» **RECORDS TO USE**
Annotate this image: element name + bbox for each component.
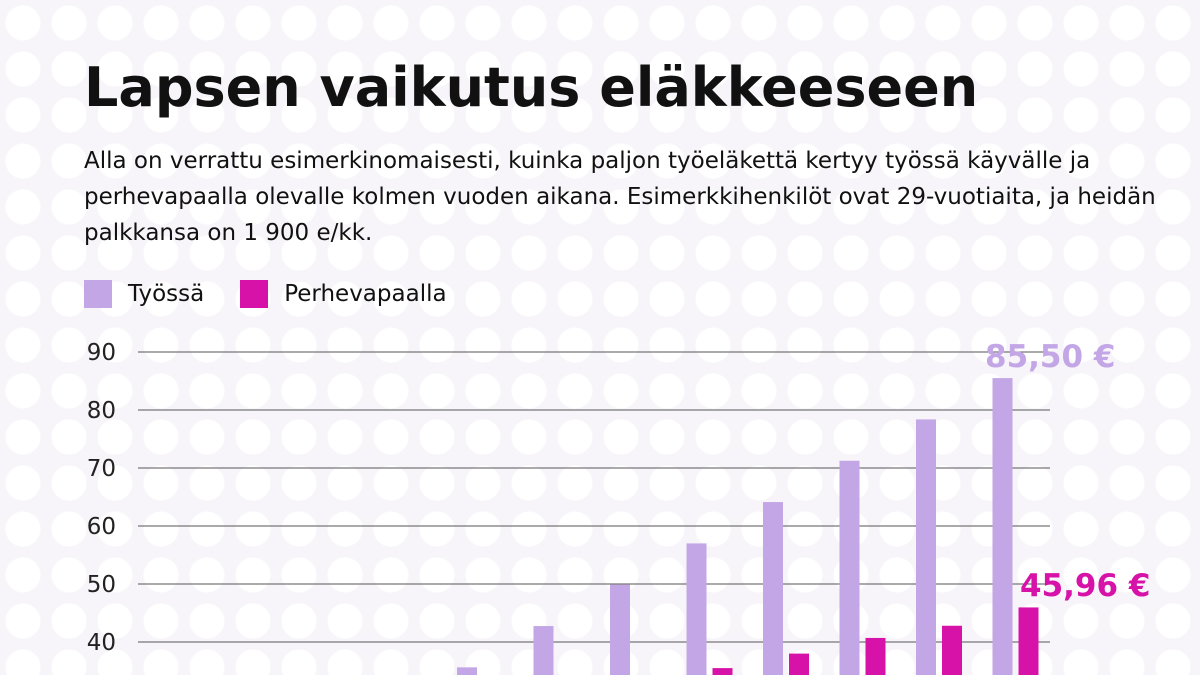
bars-group (457, 378, 1039, 675)
bar-tyossa-10 (839, 460, 860, 675)
bar-tyossa-12 (992, 378, 1013, 675)
bar-tyossa-8 (686, 543, 707, 675)
bar-tyossa-6 (533, 626, 554, 675)
bar-perhevapaalla-10 (865, 637, 886, 675)
bar-perhevapaalla-9 (789, 653, 809, 675)
y-tick-label-90: 90 (87, 340, 116, 366)
legend-label-tyossa: Työssä (128, 281, 205, 307)
value-label-perhevapaalla: 45,96 € (1020, 568, 1150, 604)
legend-label-perhevapaalla: Perhevapaalla (284, 281, 447, 307)
legend-item-tyossa: Työssä (84, 280, 204, 308)
legend-swatch-tyossa (84, 280, 112, 308)
legend: Työssä Perhevapaalla (84, 280, 483, 308)
bar-tyossa-5 (457, 667, 477, 675)
bar-perhevapaalla-11 (942, 625, 962, 675)
y-tick-label-80: 80 (87, 398, 116, 424)
y-tick-label-70: 70 (87, 456, 116, 482)
bar-tyossa-11 (916, 419, 936, 675)
bar-perhevapaalla-8 (712, 668, 733, 675)
legend-swatch-perhevapaalla (240, 280, 269, 308)
y-tick-label-50: 50 (87, 572, 116, 598)
chart-title: Lapsen vaikutus eläkkeeseen (84, 56, 979, 119)
y-tick-label-60: 60 (87, 514, 116, 540)
bar-perhevapaalla-12 (1018, 607, 1039, 675)
bar-tyossa-9 (763, 502, 783, 675)
bar-tyossa-7 (610, 584, 630, 675)
chart-description: Alla on verrattu esimerkinomaisesti, kui… (84, 148, 1156, 246)
y-tick-label-40: 40 (87, 630, 116, 656)
value-label-tyossa: 85,50 € (985, 339, 1115, 375)
legend-item-perhevapaalla: Perhevapaalla (240, 280, 447, 308)
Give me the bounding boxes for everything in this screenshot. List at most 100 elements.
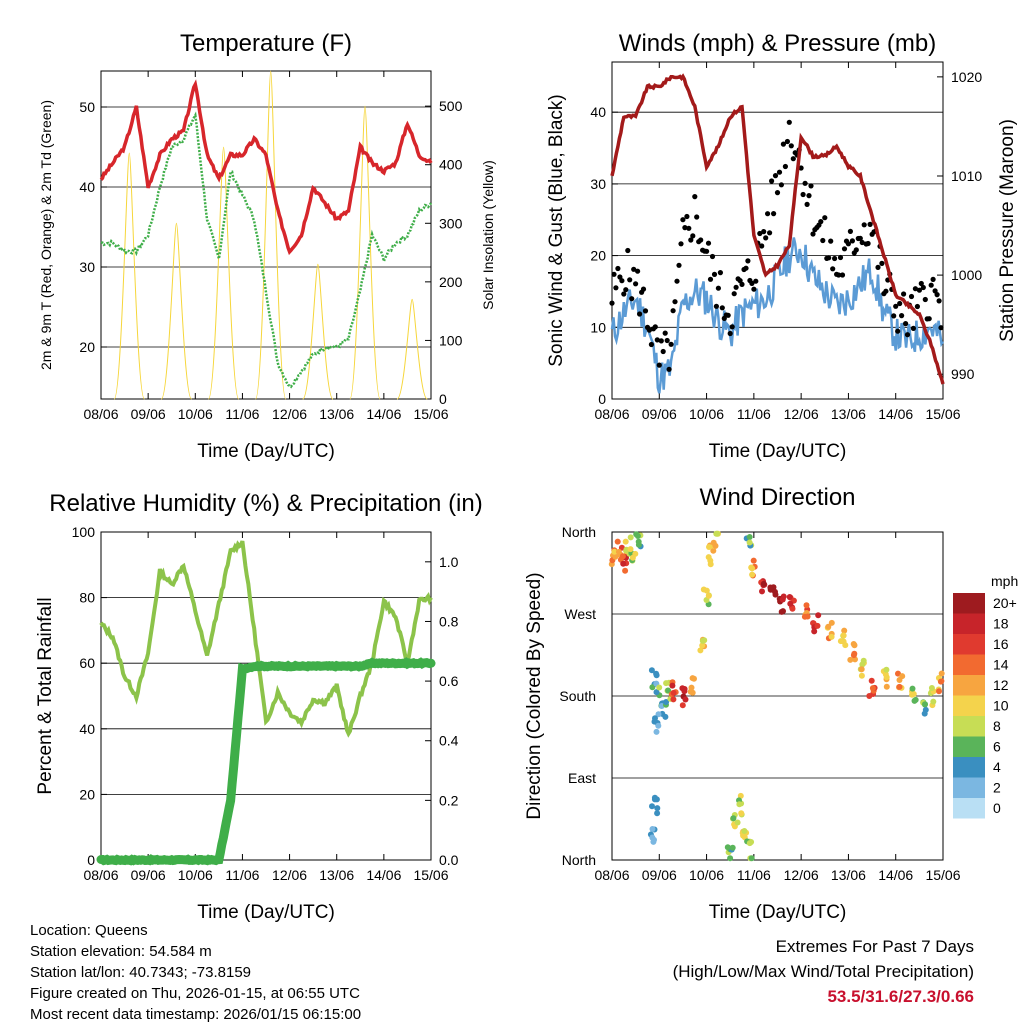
direction-point xyxy=(789,605,796,612)
temperature-xtick-label: 13/06 xyxy=(319,406,354,422)
gust-point xyxy=(621,291,627,297)
direction-point xyxy=(679,702,686,709)
humidity-y2tick-label: 0.2 xyxy=(439,792,459,808)
temperature-y2tick-label: 0 xyxy=(439,391,447,407)
winds-title: Winds (mph) & Pressure (mb) xyxy=(619,30,936,57)
winds-ytick-label: 30 xyxy=(590,176,606,192)
extremes-block: Extremes For Past 7 Days (High/Low/Max W… xyxy=(673,934,974,1009)
gust-point xyxy=(613,285,619,291)
gust-point xyxy=(733,284,739,290)
direction-point xyxy=(615,548,622,555)
gust-point xyxy=(786,119,792,125)
winds-xtick-label: 13/06 xyxy=(831,406,866,422)
gust-point xyxy=(818,219,824,225)
temperature-ytick-label: 30 xyxy=(79,259,95,275)
extremes-title: Extremes For Past 7 Days xyxy=(775,937,974,956)
direction-point xyxy=(750,557,757,564)
winds-xtick-label: 08/06 xyxy=(594,406,629,422)
gust-point xyxy=(778,182,785,188)
gust-point xyxy=(704,248,710,254)
direction-xtick-label: 11/06 xyxy=(737,867,771,883)
direction-point xyxy=(648,667,655,674)
gust-point xyxy=(867,221,873,227)
gust-point xyxy=(660,348,666,355)
gust-point xyxy=(629,296,635,302)
humidity-y2tick-label: 0.4 xyxy=(439,733,459,749)
gust-point xyxy=(688,237,694,243)
gust-point xyxy=(623,287,629,293)
direction-tick-label: North xyxy=(562,852,596,868)
direction-point xyxy=(936,688,942,695)
temperature-xtick-label: 10/06 xyxy=(178,406,213,422)
direction-point xyxy=(653,672,660,679)
temperature-ytick-label: 50 xyxy=(79,99,95,115)
gust-point xyxy=(769,178,775,184)
direction-point xyxy=(778,608,785,615)
gust-point xyxy=(832,255,838,262)
temperature-xtick-label: 08/06 xyxy=(83,406,118,422)
direction-ylabel: Direction (Colored By Speed) xyxy=(524,572,545,819)
elevation-text: Station elevation: 54.584 m xyxy=(30,943,212,960)
direction-point xyxy=(787,600,794,607)
gust-point xyxy=(804,201,810,207)
legend-label: 2 xyxy=(993,780,1001,796)
gust-point xyxy=(615,265,621,272)
gust-point xyxy=(609,300,615,306)
gust-point xyxy=(668,341,674,347)
created-text: Figure created on Thu, 2026-01-15, at 06… xyxy=(30,985,360,1002)
gust-point xyxy=(918,280,924,287)
direction-point xyxy=(653,728,660,735)
legend-label: 4 xyxy=(993,759,1001,775)
direction-point xyxy=(922,706,929,713)
direction-point xyxy=(828,633,835,640)
gust-point xyxy=(922,296,928,303)
direction-point xyxy=(634,533,641,539)
gust-point xyxy=(782,163,789,170)
direction-tick-label: West xyxy=(564,606,596,622)
direction-point xyxy=(627,546,634,553)
gust-point xyxy=(806,193,812,199)
location-text: Location: Queens xyxy=(30,922,148,939)
legend-label: 18 xyxy=(993,616,1009,632)
direction-point xyxy=(899,673,906,680)
temperature-line xyxy=(99,79,433,256)
humidity-ytick-label: 60 xyxy=(79,655,95,671)
humidity-ytick-label: 80 xyxy=(79,590,95,606)
gust-point xyxy=(767,230,773,236)
winds-ylabel: Sonic Wind & Gust (Blue, Black) xyxy=(546,94,567,366)
gust-point xyxy=(822,215,828,221)
winds-y2tick-label: 1000 xyxy=(951,267,982,283)
gust-point xyxy=(686,225,692,231)
direction-point xyxy=(655,722,662,729)
direction-point xyxy=(620,560,627,567)
direction-point xyxy=(654,805,661,812)
winds-ytick-label: 10 xyxy=(590,319,606,335)
pressure-line xyxy=(610,73,945,385)
humidity-xtick-label: 11/06 xyxy=(225,867,259,883)
direction-point xyxy=(840,632,847,639)
direction-point xyxy=(614,538,621,545)
gust-point xyxy=(751,286,757,292)
gust-point xyxy=(928,282,934,288)
direction-point xyxy=(710,547,717,554)
extremes-subtitle: (High/Low/Max Wind/Total Precipitation) xyxy=(672,962,974,981)
gust-point xyxy=(642,308,649,314)
gust-point xyxy=(934,292,940,298)
temperature-y2label: Solar Insolation (Yellow) xyxy=(480,160,496,310)
direction-point xyxy=(670,689,677,696)
winds-xtick-label: 14/06 xyxy=(878,406,913,422)
direction-point xyxy=(705,554,712,561)
direction-point xyxy=(928,685,935,691)
temperature-xlabel: Time (Day/UTC) xyxy=(197,441,335,462)
direction-point xyxy=(858,666,865,673)
temperature-ytick-label: 40 xyxy=(79,179,95,195)
direction-point xyxy=(759,588,765,595)
gust-point xyxy=(849,238,856,244)
humidity-y2tick-label: 1.0 xyxy=(439,554,459,570)
winds-y2tick-label: 990 xyxy=(951,366,975,382)
direction-point xyxy=(837,638,844,645)
gust-point xyxy=(891,313,897,319)
direction-point xyxy=(909,685,916,692)
direction-point xyxy=(649,826,656,832)
direction-point xyxy=(814,622,821,629)
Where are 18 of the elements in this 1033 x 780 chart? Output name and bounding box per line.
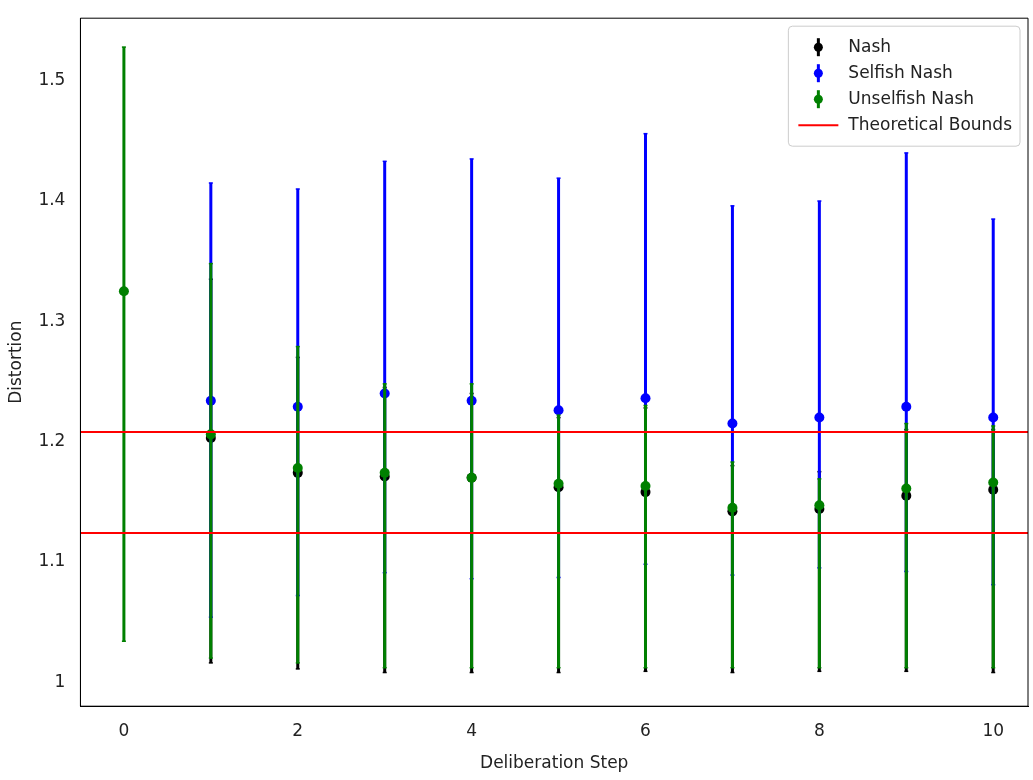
y-tick-label: 1 [54, 670, 66, 691]
x-tick-label: 0 [118, 719, 130, 740]
y-tick-label: 1.5 [38, 69, 66, 90]
legend-label: Nash [848, 35, 892, 56]
x-tick-label: 8 [813, 719, 825, 740]
x-tick-label: 2 [292, 719, 304, 740]
x-tick-label: 4 [466, 719, 478, 740]
y-tick-label: 1.3 [38, 309, 66, 330]
y-tick-label: 1.2 [38, 430, 66, 451]
x-tick-label: 6 [640, 719, 651, 740]
y-tick-label: 1.4 [38, 189, 66, 210]
y-axis-title: Distortion [4, 320, 25, 404]
legend-label: Theoretical Bounds [847, 113, 1013, 134]
legend-label: Unselfish Nash [848, 87, 975, 108]
legend-label: Selfish Nash [848, 61, 953, 82]
x-axis-title: Deliberation Step [480, 752, 629, 773]
y-tick-label: 1.1 [38, 550, 66, 571]
x-tick-label: 10 [982, 719, 1005, 740]
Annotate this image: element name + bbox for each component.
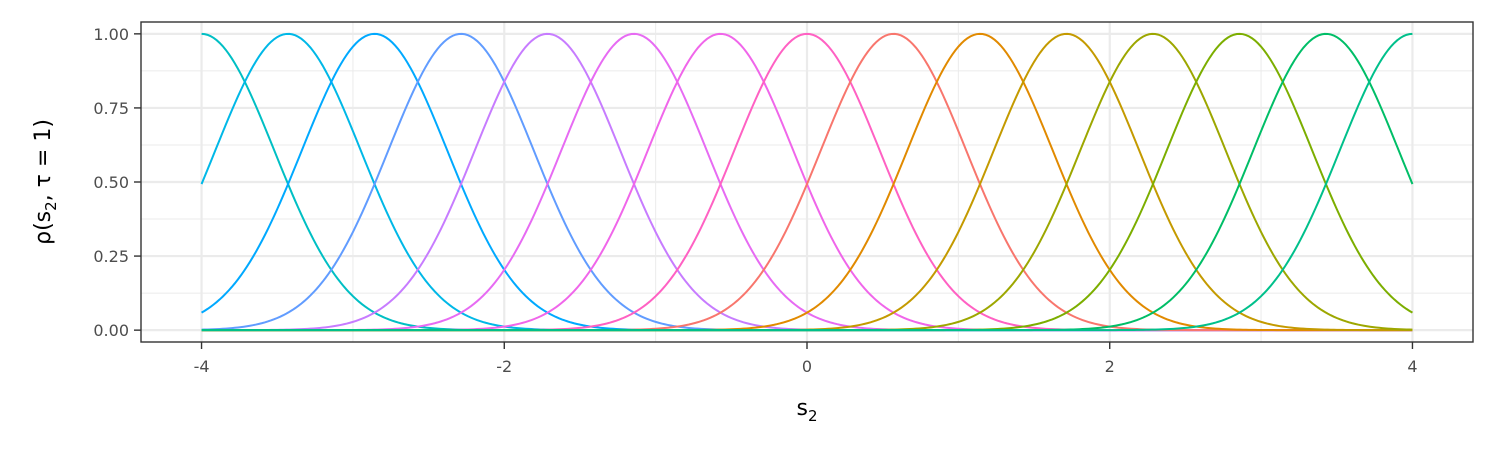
x-axis-title: s2 [796,396,817,425]
y-tick-label: 1.00 [93,25,129,44]
x-tick-label: -2 [496,357,512,376]
y-axis-title-subscript: 2 [42,201,60,211]
x-tick-label: 4 [1407,357,1417,376]
x-axis-title-main: s [796,396,807,421]
x-tick-label: 2 [1105,357,1115,376]
x-tick-label: -4 [194,357,210,376]
series-line-15 [201,32,1413,332]
y-axis-title-prefix: ρ(s [31,211,56,245]
y-axis-title-suffix: , τ = 1) [31,119,56,201]
y-tick-label: 0.50 [93,173,129,192]
y-tick-label: 0.75 [93,99,129,118]
curves [200,32,1414,332]
axes: -4 -2 0 2 4 0.00 0.25 0.50 0.75 1.00 [93,25,1417,376]
y-tick-label: 0.00 [93,321,129,340]
y-axis-title: ρ(s2, τ = 1) [31,119,60,245]
y-tick-label: 0.25 [93,247,129,266]
x-axis-title-subscript: 2 [808,407,818,425]
x-tick-label: 0 [802,357,812,376]
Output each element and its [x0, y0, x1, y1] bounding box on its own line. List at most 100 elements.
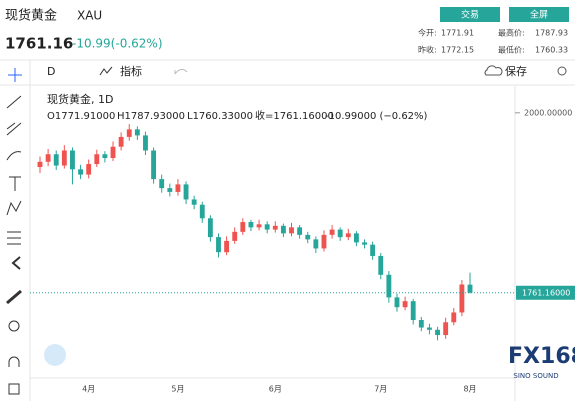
- x-tick-label: 4月: [82, 385, 95, 394]
- candle-body: [86, 164, 92, 175]
- candle-body: [305, 234, 311, 240]
- candle-body: [297, 227, 303, 235]
- ohlc-legend: -10.99000 (−0.62%): [325, 111, 428, 122]
- candle-body: [345, 233, 351, 238]
- candle-body: [102, 154, 108, 159]
- candle-body: [224, 240, 230, 253]
- candle-body: [443, 322, 449, 336]
- interval[interactable]: D: [47, 65, 55, 78]
- candle-body: [191, 199, 197, 205]
- candle-body: [386, 274, 392, 298]
- candle-body: [418, 320, 424, 328]
- candle-body: [45, 154, 51, 162]
- x-tick-label: 8月: [463, 385, 476, 394]
- candle-body: [459, 284, 465, 313]
- candle-body: [167, 188, 173, 192]
- candle-body: [143, 135, 148, 151]
- cloud-icon: [484, 65, 503, 76]
- candle-body: [134, 129, 140, 136]
- candle-body: [435, 329, 440, 336]
- fullscreen-label[interactable]: 全屏: [530, 9, 548, 21]
- candle-body: [427, 327, 432, 330]
- price-label-bg: [516, 285, 575, 300]
- ohlc-legend: L1760.33000: [187, 111, 253, 122]
- candle-body: [329, 229, 335, 235]
- line-tool[interactable]: [6, 95, 22, 109]
- candle-body: [467, 284, 473, 293]
- candle-body: [183, 184, 189, 200]
- measure-tool[interactable]: [7, 231, 21, 245]
- stat-value: 1772.15: [441, 46, 474, 55]
- candle-body: [216, 237, 221, 253]
- candle-body: [199, 204, 205, 219]
- y-tick-label: 2000.00000: [524, 108, 572, 117]
- zoom-tool[interactable]: [8, 320, 20, 332]
- candle-body: [175, 184, 181, 192]
- x-tick-label: 6月: [269, 385, 282, 394]
- candle-body: [61, 150, 67, 166]
- lock-tool[interactable]: [8, 383, 20, 395]
- candle-body: [110, 146, 116, 159]
- candle-body: [264, 224, 270, 230]
- candle-body: [353, 233, 359, 243]
- stat-value: 1771.91: [441, 29, 474, 38]
- candle-body: [126, 129, 132, 137]
- candle-body: [37, 161, 43, 168]
- stat-label: 昨收:: [418, 45, 437, 55]
- trade-button[interactable]: [440, 7, 500, 22]
- candle-body: [151, 150, 157, 180]
- ohlc-legend: 收=1761.16000: [255, 109, 334, 122]
- candle-body: [70, 150, 75, 170]
- magnet-tool[interactable]: [8, 356, 20, 367]
- indicator-icon: [99, 66, 113, 76]
- x-tick-label: 5月: [171, 385, 184, 394]
- stat-label: 最高价:: [498, 28, 525, 38]
- candle-body: [313, 239, 319, 249]
- symbol-name: 现货黄金: [5, 8, 57, 24]
- candle-body: [232, 231, 238, 241]
- ohlc-legend: O1771.91000: [47, 111, 115, 122]
- candle-body: [118, 136, 124, 147]
- undo-icon[interactable]: [174, 68, 188, 75]
- chart-title: 现货黄金, 1D: [47, 92, 113, 106]
- candle-body: [94, 154, 100, 165]
- settings-icon[interactable]: [557, 66, 567, 76]
- trade-label[interactable]: 交易: [461, 9, 479, 21]
- stat-value: 1760.33: [535, 46, 568, 55]
- candle-body: [240, 222, 246, 232]
- candle-body: [78, 169, 83, 175]
- candle-body: [53, 154, 59, 166]
- symbol-code: XAU: [77, 9, 102, 23]
- pattern-tool[interactable]: [6, 200, 22, 216]
- candle-body: [248, 222, 254, 228]
- candle-body: [256, 224, 262, 228]
- candle-body: [280, 225, 286, 234]
- stat-value: 1787.93: [535, 29, 568, 38]
- candle-body: [337, 229, 343, 238]
- cloud-badge: [44, 344, 66, 366]
- save[interactable]: 保存: [505, 64, 527, 78]
- watermark-logo: FX168: [508, 344, 575, 369]
- candle-body: [378, 255, 384, 275]
- indicators[interactable]: 指标: [120, 64, 142, 78]
- crosshair-tool[interactable]: [8, 68, 22, 82]
- drawing-tools: [6, 68, 22, 395]
- fib-tool[interactable]: [6, 122, 22, 136]
- price-change: -10.99(-0.62%): [72, 37, 163, 51]
- price-label: 1761.16000: [522, 288, 570, 297]
- candle-body: [370, 244, 376, 256]
- brush-tool[interactable]: [6, 151, 22, 161]
- back-tool[interactable]: [11, 256, 21, 270]
- candle-body: [321, 234, 327, 249]
- fullscreen-button[interactable]: [509, 7, 569, 22]
- candle-body: [362, 242, 367, 245]
- candle-body: [289, 227, 294, 234]
- candle-body: [159, 179, 165, 189]
- text-tool[interactable]: [9, 176, 21, 191]
- candle-body: [402, 301, 408, 308]
- price: 1761.16: [5, 35, 73, 53]
- ruler-tool[interactable]: [6, 289, 22, 305]
- candle-body: [394, 297, 400, 308]
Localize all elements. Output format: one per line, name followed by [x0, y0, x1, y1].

» **THE EXERCISE**
Could you reproduce, character for character, the material from the line with "- x-tick-label: 4月: [82, 385, 95, 394]" up to and including the line with "- candle-body: [345, 233, 351, 238]"?

» **THE COMPLETED TASK**
- x-tick-label: 4月: [82, 385, 95, 394]
- candle-body: [86, 164, 92, 175]
- candle-body: [305, 234, 311, 240]
- candle-body: [297, 227, 303, 235]
- ohlc-legend: -10.99000 (−0.62%): [325, 111, 428, 122]
- candle-body: [345, 233, 351, 238]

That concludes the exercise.